======== TEXTE SOURCE ========

Zermatt, laboratoire alpin de durabilité
À 1 608 mètres d’altitude, nichée au pied du mythique Cervin, Zermatt évoque d’abord le luxe, les panoramas de carte postale et les descentes à ski impeccables. Mais la station valaisanne cache une autre facette, moins connue mais tout aussi remarquable : celle d’un véritable laboratoire d’innovation environnementale en milieu montagnard. Alors que le tourisme alpin est sous pression face à l’urgence climatique, Zermatt cherche à démontrer qu’un tourisme de montagne peut rimer avec transition écologique — sans sacrifier l’expérience des visiteurs.
Comment cette station emblématique est-elle devenue un modèle en matière de durabilité ? Quelles innovations y sont testées ? Rencontre avec celles et ceux qui réinventent la montagne au quotidien.
Une station sans voitures… depuis plus de 50 ans
« Zermatt est interdite aux voitures thermiques depuis 1961, bien avant que cela ne devienne une tendance environnementale », rappelle Andreas Ruppen, directeur du Service de la mobilité de la commune. Seuls les véhicules électriques ou à hydrogène sont autorisés dans le périmètre de la station. Les visiteurs doivent laisser leur voiture à Täsch, à 5 km, puis emprunter un train navette jusqu’à Zermatt. Résultat : un air plus pur, une ambiance sonore paisible et une immense réduction des émissions liées au trafic local.
Cette politique de mobilité douce donne le ton. Dans les ruelles étroites, les taxis électriques — petits et silencieux — remplacent les autos rugissantes. Zermatt a ainsi réussi à maintenir un accès touristique performant tout en maîtrisant son empreinte écologique.

======== DONNÉES FOURNIES ========

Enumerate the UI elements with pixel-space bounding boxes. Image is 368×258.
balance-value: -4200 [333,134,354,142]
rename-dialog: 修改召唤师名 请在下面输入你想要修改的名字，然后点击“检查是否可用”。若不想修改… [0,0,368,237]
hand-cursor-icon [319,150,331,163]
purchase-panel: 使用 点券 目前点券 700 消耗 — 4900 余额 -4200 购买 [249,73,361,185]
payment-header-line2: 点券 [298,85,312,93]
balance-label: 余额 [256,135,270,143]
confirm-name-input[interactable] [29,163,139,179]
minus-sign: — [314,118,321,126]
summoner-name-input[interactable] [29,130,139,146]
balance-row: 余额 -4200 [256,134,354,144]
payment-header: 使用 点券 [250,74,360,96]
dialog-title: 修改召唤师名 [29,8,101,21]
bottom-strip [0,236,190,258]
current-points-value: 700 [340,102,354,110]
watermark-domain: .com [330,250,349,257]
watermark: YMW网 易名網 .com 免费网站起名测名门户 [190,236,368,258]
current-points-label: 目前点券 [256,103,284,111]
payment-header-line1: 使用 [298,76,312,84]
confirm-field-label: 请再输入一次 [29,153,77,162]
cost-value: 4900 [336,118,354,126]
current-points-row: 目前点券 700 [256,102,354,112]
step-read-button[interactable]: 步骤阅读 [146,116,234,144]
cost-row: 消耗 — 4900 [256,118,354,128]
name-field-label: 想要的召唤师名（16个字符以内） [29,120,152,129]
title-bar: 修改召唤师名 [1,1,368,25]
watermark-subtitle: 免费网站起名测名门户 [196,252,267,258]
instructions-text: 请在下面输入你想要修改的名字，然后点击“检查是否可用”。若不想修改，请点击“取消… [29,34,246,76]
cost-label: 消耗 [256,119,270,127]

========

▶ TÂCHES À RÉALISER
1. Transformez les lignes des enregistrements en un tableau Markdown à deux colonnes, « N° » pour le numéro de ligne et « Contenu » pour la ligne, en omettant les lignes vides.
2. Poursuivez le texte consacré à Zermatt à la suite de sa dernière phrase.

▶ RÉPONSES PAR TÂCHE
1.
| N° | Contenu |
|---|---|
| 1 | Enumerate the UI elements with pixel-space bounding boxes. Image is 368×258. |
| 2 | balance-value: -4200 [333,134,354,142] |
| 3 | rename-dialog: 修改召唤师名 请在下面输入你想要修改的名字，然后点击“检查是否可用”。若不想修改… [0,0,368,237] |
| 4 | hand-cursor-icon [319,150,331,163] |
| 5 | purchase-panel: 使用 点券 目前点券 700 消耗 — 4900 余额 -4200 购买 [249,73,361,185] |
| 6 | payment-header-line2: 点券 [298,85,312,93] |
| 7 | balance-label: 余额 [256,135,270,143] |
| 8 | confirm-name-input[interactable] [29,163,139,179] |
| 9 | minus-sign: — [314,118,321,126] |
| 10 | summoner-name-input[interactable] [29,130,139,146] |
| 11 | balance-row: 余额 -4200 [256,134,354,144] |
| 12 | payment-header: 使用 点券 [250,74,360,96] |
| 13 | dialog-title: 修改召唤师名 [29,8,101,21] |
| 14 | bottom-strip [0,236,190,258] |
| 15 | current-points-value: 700 [340,102,354,110] |
| 16 | watermark-domain: .com [330,250,349,257] |
| 17 | watermark: YMW网 易名網 .com 免费网站起名测名门户 [190,236,368,258] |
| 18 | current-points-label: 目前点券 [256,103,284,111] |
| 19 | payment-header-line1: 使用 [298,76,312,84] |
| 20 | confirm-field-label: 请再输入一次 [29,153,77,162] |
| 21 | cost-value: 4900 [336,118,354,126] |
| 22 | current-points-row: 目前点券 700 [256,102,354,112] |
| 23 | step-read-button[interactable]: 步骤阅读 [146,116,234,144] |
| 24 | cost-row: 消耗 — 4900 [256,118,354,128] |
| 25 | name-field-label: 想要的召唤师名（16个字符以内） [29,120,152,129] |
| 26 | title-bar: 修改召唤师名 [1,1,368,25] |
| 27 | watermark-subtitle: 免费网站起名测名门户 [196,252,267,258] |
| 28 | instructions-text: 请在下面输入你想要修改的名字，然后点击“检查是否可用”。若不想修改，请点击“取消… [29,34,246,76] |
| 29 | cost-label: 消耗 [256,119,270,127] |

2.
Des remontées mécaniques alimentées à 100% par des énergies renouvelables
Skier à Zermatt, c’est emprunter un domaine skiable alimenté entièrement par des énergies renouvelables. Les 200 kilomètres de pistes du Matterhorn Ski Paradise, qui relient Zermatt à Cervinia (Italie), sont desservis par des remontées mécaniques dont l’énergie provient exclusivement de l’hydroélectricité.
« Depuis 2021, nous avons basculé à 100% sur de l’électricité verte certifiée », explique Marco Strasser, ingénieur chez Zermatt Bergbahnen. « C’est une exigence que nous avons poussée en interne, pour aligner notre activité avec les engagements climatiques. L’hydroélectricité suisse, en particulier celle des barrages alpins, nous permet de couvrir tous nos besoins. »
Cette transition énergétique a été pensée sans transiger sur la performance : les nouvelles installations combinent vitesse, capacité et efficacité énergétique. En témoigne le Matterhorn Glacier Ride II, télécabine futuriste qui relie depuis 2023 Zermatt au Petit Cervin en traversant la frontière : une prouesse d’ingénierie au service d’une mobilité différenciée.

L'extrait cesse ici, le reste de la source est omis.